## Records shown
******************************

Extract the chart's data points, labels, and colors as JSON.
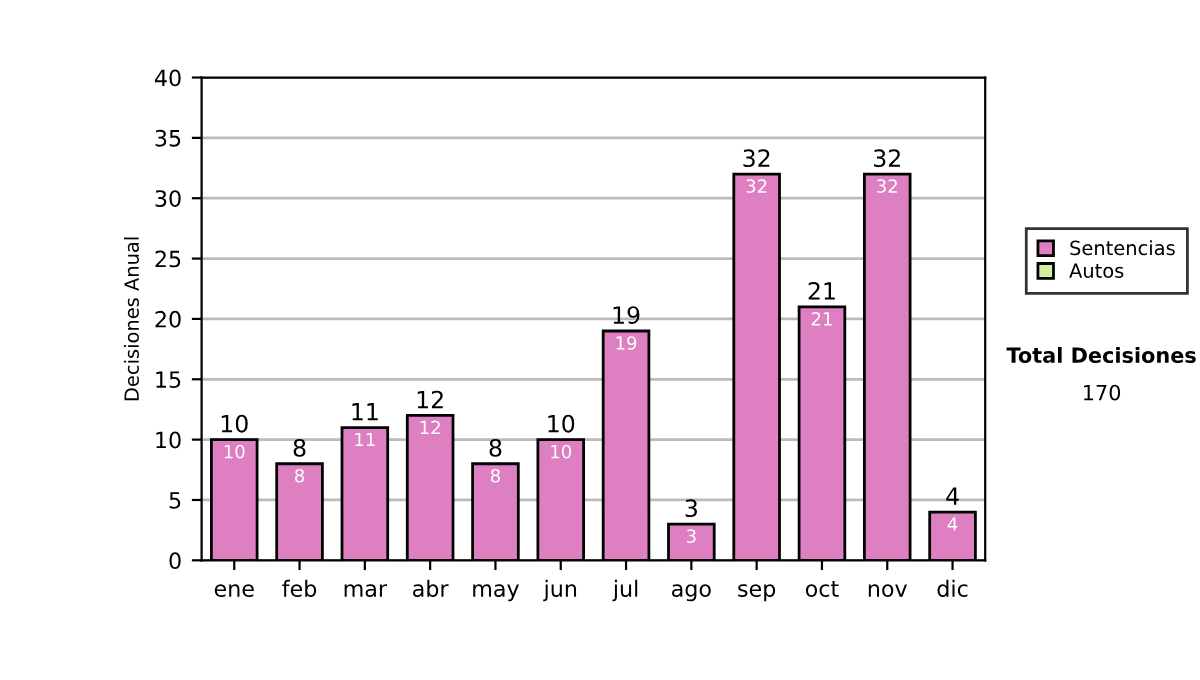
{
  "chart_data": {
    "type": "bar",
    "ylabel": "Decisiones Anual",
    "categories": [
      "ene",
      "feb",
      "mar",
      "abr",
      "may",
      "jun",
      "jul",
      "ago",
      "sep",
      "oct",
      "nov",
      "dic"
    ],
    "series": [
      {
        "name": "Sentencias",
        "color": "#dd7fc0",
        "values": [
          10,
          8,
          11,
          12,
          8,
          10,
          19,
          3,
          32,
          21,
          32,
          4
        ],
        "value_labels": [
          "10",
          "8",
          "11",
          "12",
          "8",
          "10",
          "19",
          "3",
          "32",
          "21",
          "32",
          "4"
        ]
      },
      {
        "name": "Autos",
        "color": "#d4eda0",
        "values": [
          null,
          null,
          null,
          null,
          null,
          null,
          null,
          null,
          null,
          null,
          null,
          null
        ]
      }
    ],
    "totals": [
      "10",
      "8",
      "11",
      "12",
      "8",
      "10",
      "19",
      "3",
      "32",
      "21",
      "32",
      "4"
    ],
    "ylim": [
      0,
      40
    ],
    "yticks": [
      0,
      5,
      10,
      15,
      20,
      25,
      30,
      35,
      40
    ],
    "grid": "y",
    "legend": "right",
    "annotations": [
      "Total Decisiones",
      "170"
    ]
  }
}
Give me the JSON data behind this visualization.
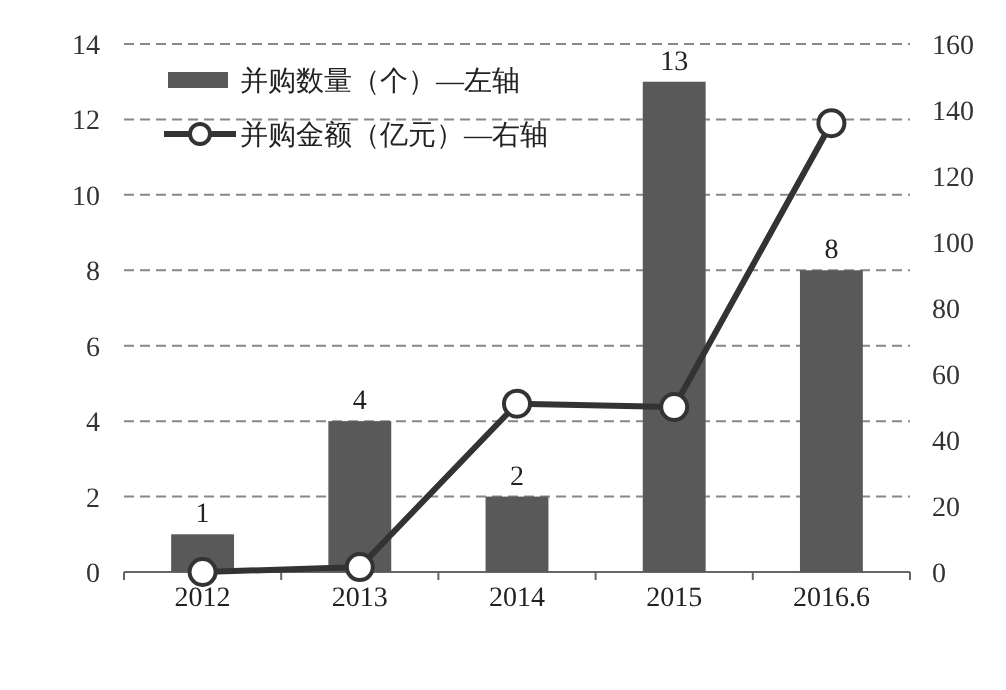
{
  "chart_data": {
    "type": "bar",
    "categories": [
      "2012",
      "2013",
      "2014",
      "2015",
      "2016.6"
    ],
    "series": [
      {
        "name": "并购数量（个）—左轴",
        "color": "#595959",
        "values": [
          1,
          4,
          2,
          13,
          8
        ],
        "value_labels": [
          "1",
          "4",
          "2",
          "13",
          "8"
        ]
      },
      {
        "name": "并购金额（亿元）—右轴",
        "type": "line",
        "axis": "y2",
        "color": "#333333",
        "marker": "circle",
        "values": [
          0,
          1.5,
          51,
          50,
          136
        ]
      }
    ],
    "ylim": [
      0,
      14
    ],
    "yticks": [
      0,
      2,
      4,
      6,
      8,
      10,
      12,
      14
    ],
    "y2lim": [
      0,
      160
    ],
    "y2ticks": [
      0,
      20,
      40,
      60,
      80,
      100,
      120,
      140,
      160
    ],
    "grid": "y",
    "legend": "top left"
  }
}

******************************

## To do
All records should be output exactly, with the pictures left out.

## Exercise result
Extract the chart's data points, labels, and colors as JSON.
{
  "chart_data": {
    "type": "bar",
    "ylabel": "Decisiones Anual",
    "categories": [
      "ene",
      "feb",
      "mar",
      "abr",
      "may",
      "jun",
      "jul",
      "ago",
      "sep",
      "oct",
      "nov",
      "dic"
    ],
    "series": [
      {
        "name": "Sentencias",
        "color": "#dd7fc0",
        "values": [
          10,
          8,
          11,
          12,
          8,
          10,
          19,
          3,
          32,
          21,
          32,
          4
        ],
        "value_labels": [
          "10",
          "8",
          "11",
          "12",
          "8",
          "10",
          "19",
          "3",
          "32",
          "21",
          "32",
          "4"
        ]
      },
      {
        "name": "Autos",
        "color": "#d4eda0",
        "values": [
          null,
          null,
          null,
          null,
          null,
          null,
          null,
          null,
          null,
          null,
          null,
          null
        ]
      }
    ],
    "totals": [
      "10",
      "8",
      "11",
      "12",
      "8",
      "10",
      "19",
      "3",
      "32",
      "21",
      "32",
      "4"
    ],
    "ylim": [
      0,
      40
    ],
    "yticks": [
      0,
      5,
      10,
      15,
      20,
      25,
      30,
      35,
      40
    ],
    "grid": "y",
    "legend": "right",
    "annotations": [
      "Total Decisiones",
      "170"
    ]
  }
}
Give me the JSON data behind this visualization.
{
  "chart_data": {
    "type": "bar",
    "categories": [
      "2012",
      "2013",
      "2014",
      "2015",
      "2016.6"
    ],
    "series": [
      {
        "name": "并购数量（个）—左轴",
        "color": "#595959",
        "values": [
          1,
          4,
          2,
          13,
          8
        ],
        "value_labels": [
          "1",
          "4",
          "2",
          "13",
          "8"
        ]
      },
      {
        "name": "并购金额（亿元）—右轴",
        "type": "line",
        "axis": "y2",
        "color": "#333333",
        "marker": "circle",
        "values": [
          0,
          1.5,
          51,
          50,
          136
        ]
      }
    ],
    "ylim": [
      0,
      14
    ],
    "yticks": [
      0,
      2,
      4,
      6,
      8,
      10,
      12,
      14
    ],
    "y2lim": [
      0,
      160
    ],
    "y2ticks": [
      0,
      20,
      40,
      60,
      80,
      100,
      120,
      140,
      160
    ],
    "grid": "y",
    "legend": "top left"
  }
}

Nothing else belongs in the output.